** start of Excerpted data **

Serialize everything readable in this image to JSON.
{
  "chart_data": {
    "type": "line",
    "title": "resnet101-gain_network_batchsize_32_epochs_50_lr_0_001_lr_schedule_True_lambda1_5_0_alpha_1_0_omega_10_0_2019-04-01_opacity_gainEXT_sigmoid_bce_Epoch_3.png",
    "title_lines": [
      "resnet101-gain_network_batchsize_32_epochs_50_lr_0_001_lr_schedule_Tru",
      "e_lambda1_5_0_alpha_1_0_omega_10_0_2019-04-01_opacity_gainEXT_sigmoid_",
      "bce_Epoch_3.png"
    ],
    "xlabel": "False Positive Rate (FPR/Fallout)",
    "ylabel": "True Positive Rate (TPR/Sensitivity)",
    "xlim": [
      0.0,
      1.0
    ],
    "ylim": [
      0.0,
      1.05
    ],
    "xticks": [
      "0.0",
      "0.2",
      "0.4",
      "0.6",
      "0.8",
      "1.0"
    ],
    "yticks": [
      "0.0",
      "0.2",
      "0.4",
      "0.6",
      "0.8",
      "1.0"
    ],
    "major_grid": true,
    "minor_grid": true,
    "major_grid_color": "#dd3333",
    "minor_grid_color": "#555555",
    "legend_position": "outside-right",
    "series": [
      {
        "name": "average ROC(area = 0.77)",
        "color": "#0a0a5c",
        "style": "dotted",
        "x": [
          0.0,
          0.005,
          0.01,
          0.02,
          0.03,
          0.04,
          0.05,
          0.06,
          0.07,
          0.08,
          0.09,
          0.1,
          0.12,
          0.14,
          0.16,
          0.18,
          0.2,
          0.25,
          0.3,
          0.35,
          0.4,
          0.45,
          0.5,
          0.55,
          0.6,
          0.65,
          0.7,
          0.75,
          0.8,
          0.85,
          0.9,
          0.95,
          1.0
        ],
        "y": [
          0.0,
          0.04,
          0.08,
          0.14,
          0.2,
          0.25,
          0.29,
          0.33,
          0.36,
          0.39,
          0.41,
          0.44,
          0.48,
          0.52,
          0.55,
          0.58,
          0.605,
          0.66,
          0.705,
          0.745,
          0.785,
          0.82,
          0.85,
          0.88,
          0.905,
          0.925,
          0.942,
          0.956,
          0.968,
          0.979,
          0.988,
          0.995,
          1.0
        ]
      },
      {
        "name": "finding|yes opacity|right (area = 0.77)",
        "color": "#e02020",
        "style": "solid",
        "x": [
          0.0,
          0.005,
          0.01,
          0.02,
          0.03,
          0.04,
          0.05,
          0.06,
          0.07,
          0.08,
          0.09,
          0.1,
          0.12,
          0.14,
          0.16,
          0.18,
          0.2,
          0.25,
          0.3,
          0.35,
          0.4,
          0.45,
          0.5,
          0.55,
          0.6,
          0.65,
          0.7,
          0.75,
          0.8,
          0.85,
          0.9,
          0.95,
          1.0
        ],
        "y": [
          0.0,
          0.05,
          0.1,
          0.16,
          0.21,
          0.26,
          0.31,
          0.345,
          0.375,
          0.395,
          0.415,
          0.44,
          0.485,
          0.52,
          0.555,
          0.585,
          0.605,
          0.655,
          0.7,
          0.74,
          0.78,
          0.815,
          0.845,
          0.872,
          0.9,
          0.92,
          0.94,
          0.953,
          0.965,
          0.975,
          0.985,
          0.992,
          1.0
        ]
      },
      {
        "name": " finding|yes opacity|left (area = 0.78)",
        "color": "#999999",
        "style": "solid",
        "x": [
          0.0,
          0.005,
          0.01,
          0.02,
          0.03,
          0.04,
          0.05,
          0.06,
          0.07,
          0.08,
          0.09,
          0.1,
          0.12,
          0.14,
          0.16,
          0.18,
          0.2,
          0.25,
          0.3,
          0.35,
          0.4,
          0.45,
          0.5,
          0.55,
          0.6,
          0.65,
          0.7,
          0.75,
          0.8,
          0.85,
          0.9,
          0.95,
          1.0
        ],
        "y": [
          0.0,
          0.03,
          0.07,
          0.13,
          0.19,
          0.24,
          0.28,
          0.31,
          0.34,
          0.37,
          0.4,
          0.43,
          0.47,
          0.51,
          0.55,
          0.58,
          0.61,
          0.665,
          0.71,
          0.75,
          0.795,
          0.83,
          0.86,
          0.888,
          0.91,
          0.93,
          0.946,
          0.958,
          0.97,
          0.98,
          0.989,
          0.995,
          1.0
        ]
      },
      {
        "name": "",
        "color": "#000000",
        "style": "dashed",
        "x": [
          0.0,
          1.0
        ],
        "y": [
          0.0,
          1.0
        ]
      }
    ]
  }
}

** end of Excerpted data **

→ **Problem requirements**: Set down the listing above in full, please, exactly as it appears.

→ **Task response**:
Serialize everything readable in this image to JSON.
{
  "chart_data": {
    "type": "line",
    "title": "resnet101-gain_network_batchsize_32_epochs_50_lr_0_001_lr_schedule_True_lambda1_5_0_alpha_1_0_omega_10_0_2019-04-01_opacity_gainEXT_sigmoid_bce_Epoch_3.png",
    "title_lines": [
      "resnet101-gain_network_batchsize_32_epochs_50_lr_0_001_lr_schedule_Tru",
      "e_lambda1_5_0_alpha_1_0_omega_10_0_2019-04-01_opacity_gainEXT_sigmoid_",
      "bce_Epoch_3.png"
    ],
    "xlabel": "False Positive Rate (FPR/Fallout)",
    "ylabel": "True Positive Rate (TPR/Sensitivity)",
    "xlim": [
      0.0,
      1.0
    ],
    "ylim": [
      0.0,
      1.05
    ],
    "xticks": [
      "0.0",
      "0.2",
      "0.4",
      "0.6",
      "0.8",
      "1.0"
    ],
    "yticks": [
      "0.0",
      "0.2",
      "0.4",
      "0.6",
      "0.8",
      "1.0"
    ],
    "major_grid": true,
    "minor_grid": true,
    "major_grid_color": "#dd3333",
    "minor_grid_color": "#555555",
    "legend_position": "outside-right",
    "series": [
      {
        "name": "average ROC(area = 0.77)",
        "color": "#0a0a5c",
        "style": "dotted",
        "x": [
          0.0,
          0.005,
          0.01,
          0.02,
          0.03,
          0.04,
          0.05,
          0.06,
          0.07,
          0.08,
          0.09,
          0.1,
          0.12,
          0.14,
          0.16,
          0.18,
          0.2,
          0.25,
          0.3,
          0.35,
          0.4,
          0.45,
          0.5,
          0.55,
          0.6,
          0.65,
          0.7,
          0.75,
          0.8,
          0.85,
          0.9,
          0.95,
          1.0
        ],
        "y": [
          0.0,
          0.04,
          0.08,
          0.14,
          0.2,
          0.25,
          0.29,
          0.33,
          0.36,
          0.39,
          0.41,
          0.44,
          0.48,
          0.52,
          0.55,
          0.58,
          0.605,
          0.66,
          0.705,
          0.745,
          0.785,
          0.82,
          0.85,
          0.88,
          0.905,
          0.925,
          0.942,
          0.956,
          0.968,
          0.979,
          0.988,
          0.995,
          1.0
        ]
      },
      {
        "name": "finding|yes opacity|right (area = 0.77)",
        "color": "#e02020",
        "style": "solid",
        "x": [
          0.0,
          0.005,
          0.01,
          0.02,
          0.03,
          0.04,
          0.05,
          0.06,
          0.07,
          0.08,
          0.09,
          0.1,
          0.12,
          0.14,
          0.16,
          0.18,
          0.2,
          0.25,
          0.3,
          0.35,
          0.4,
          0.45,
          0.5,
          0.55,
          0.6,
          0.65,
          0.7,
          0.75,
          0.8,
          0.85,
          0.9,
          0.95,
          1.0
        ],
        "y": [
          0.0,
          0.05,
          0.1,
          0.16,
          0.21,
          0.26,
          0.31,
          0.345,
          0.375,
          0.395,
          0.415,
          0.44,
          0.485,
          0.52,
          0.555,
          0.585,
          0.605,
          0.655,
          0.7,
          0.74,
          0.78,
          0.815,
          0.845,
          0.872,
          0.9,
          0.92,
          0.94,
          0.953,
          0.965,
          0.975,
          0.985,
          0.992,
          1.0
        ]
      },
      {
        "name": " finding|yes opacity|left (area = 0.78)",
        "color": "#999999",
        "style": "solid",
        "x": [
          0.0,
          0.005,
          0.01,
          0.02,
          0.03,
          0.04,
          0.05,
          0.06,
          0.07,
          0.08,
          0.09,
          0.1,
          0.12,
          0.14,
          0.16,
          0.18,
          0.2,
          0.25,
          0.3,
          0.35,
          0.4,
          0.45,
          0.5,
          0.55,
          0.6,
          0.65,
          0.7,
          0.75,
          0.8,
          0.85,
          0.9,
          0.95,
          1.0
        ],
        "y": [
          0.0,
          0.03,
          0.07,
          0.13,
          0.19,
          0.24,
          0.28,
          0.31,
          0.34,
          0.37,
          0.4,
          0.43,
          0.47,
          0.51,
          0.55,
          0.58,
          0.61,
          0.665,
          0.71,
          0.75,
          0.795,
          0.83,
          0.86,
          0.888,
          0.91,
          0.93,
          0.946,
          0.958,
          0.97,
          0.98,
          0.989,
          0.995,
          1.0
        ]
      },
      {
        "name": "",
        "color": "#000000",
        "style": "dashed",
        "x": [
          0.0,
          1.0
        ],
        "y": [
          0.0,
          1.0
        ]
      }
    ]
  }
}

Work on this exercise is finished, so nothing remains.